----- Records shown
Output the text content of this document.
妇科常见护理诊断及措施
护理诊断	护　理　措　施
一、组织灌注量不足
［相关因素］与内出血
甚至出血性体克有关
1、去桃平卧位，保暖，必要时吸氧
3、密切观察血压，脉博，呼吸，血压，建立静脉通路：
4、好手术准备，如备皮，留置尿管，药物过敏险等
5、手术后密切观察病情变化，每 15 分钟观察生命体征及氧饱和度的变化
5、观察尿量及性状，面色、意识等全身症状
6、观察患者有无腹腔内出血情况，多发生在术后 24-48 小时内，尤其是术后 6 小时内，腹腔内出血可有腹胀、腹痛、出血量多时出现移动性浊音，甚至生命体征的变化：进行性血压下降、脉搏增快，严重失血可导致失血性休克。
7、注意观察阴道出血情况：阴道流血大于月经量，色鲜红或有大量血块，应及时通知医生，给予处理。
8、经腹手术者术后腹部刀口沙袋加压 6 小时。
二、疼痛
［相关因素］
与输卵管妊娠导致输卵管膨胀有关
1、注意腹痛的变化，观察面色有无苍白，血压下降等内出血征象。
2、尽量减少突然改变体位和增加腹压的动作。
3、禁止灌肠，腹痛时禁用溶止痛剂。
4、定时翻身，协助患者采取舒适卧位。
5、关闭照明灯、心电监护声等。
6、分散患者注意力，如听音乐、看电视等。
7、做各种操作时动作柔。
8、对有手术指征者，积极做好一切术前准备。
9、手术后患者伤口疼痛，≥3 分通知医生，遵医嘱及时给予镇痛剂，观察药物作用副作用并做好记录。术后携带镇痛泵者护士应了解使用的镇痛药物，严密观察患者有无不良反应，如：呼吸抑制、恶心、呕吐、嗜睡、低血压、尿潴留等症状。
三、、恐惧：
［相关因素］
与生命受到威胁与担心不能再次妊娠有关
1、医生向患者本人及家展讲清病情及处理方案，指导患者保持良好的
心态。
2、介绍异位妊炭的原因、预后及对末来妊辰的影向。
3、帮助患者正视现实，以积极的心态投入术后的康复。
----------
- Work required: Retype the material above, line by line, exactly.

- Expected output:
Output the text content of this document.
妇科常见护理诊断及措施
护理诊断	护　理　措　施
一、组织灌注量不足
［相关因素］与内出血
甚至出血性体克有关
1、去桃平卧位，保暖，必要时吸氧
3、密切观察血压，脉博，呼吸，血压，建立静脉通路：
4、好手术准备，如备皮，留置尿管，药物过敏险等
5、手术后密切观察病情变化，每 15 分钟观察生命体征及氧饱和度的变化
5、观察尿量及性状，面色、意识等全身症状
6、观察患者有无腹腔内出血情况，多发生在术后 24-48 小时内，尤其是术后 6 小时内，腹腔内出血可有腹胀、腹痛、出血量多时出现移动性浊音，甚至生命体征的变化：进行性血压下降、脉搏增快，严重失血可导致失血性休克。
7、注意观察阴道出血情况：阴道流血大于月经量，色鲜红或有大量血块，应及时通知医生，给予处理。
8、经腹手术者术后腹部刀口沙袋加压 6 小时。
二、疼痛
［相关因素］
与输卵管妊娠导致输卵管膨胀有关
1、注意腹痛的变化，观察面色有无苍白，血压下降等内出血征象。
2、尽量减少突然改变体位和增加腹压的动作。
3、禁止灌肠，腹痛时禁用溶止痛剂。
4、定时翻身，协助患者采取舒适卧位。
5、关闭照明灯、心电监护声等。
6、分散患者注意力，如听音乐、看电视等。
7、做各种操作时动作柔。
8、对有手术指征者，积极做好一切术前准备。
9、手术后患者伤口疼痛，≥3 分通知医生，遵医嘱及时给予镇痛剂，观察药物作用副作用并做好记录。术后携带镇痛泵者护士应了解使用的镇痛药物，严密观察患者有无不良反应，如：呼吸抑制、恶心、呕吐、嗜睡、低血压、尿潴留等症状。
三、、恐惧：
［相关因素］
与生命受到威胁与担心不能再次妊娠有关
1、医生向患者本人及家展讲清病情及处理方案，指导患者保持良好的
心态。
2、介绍异位妊炭的原因、预后及对末来妊辰的影向。
3、帮助患者正视现实，以积极的心态投入术后的康复。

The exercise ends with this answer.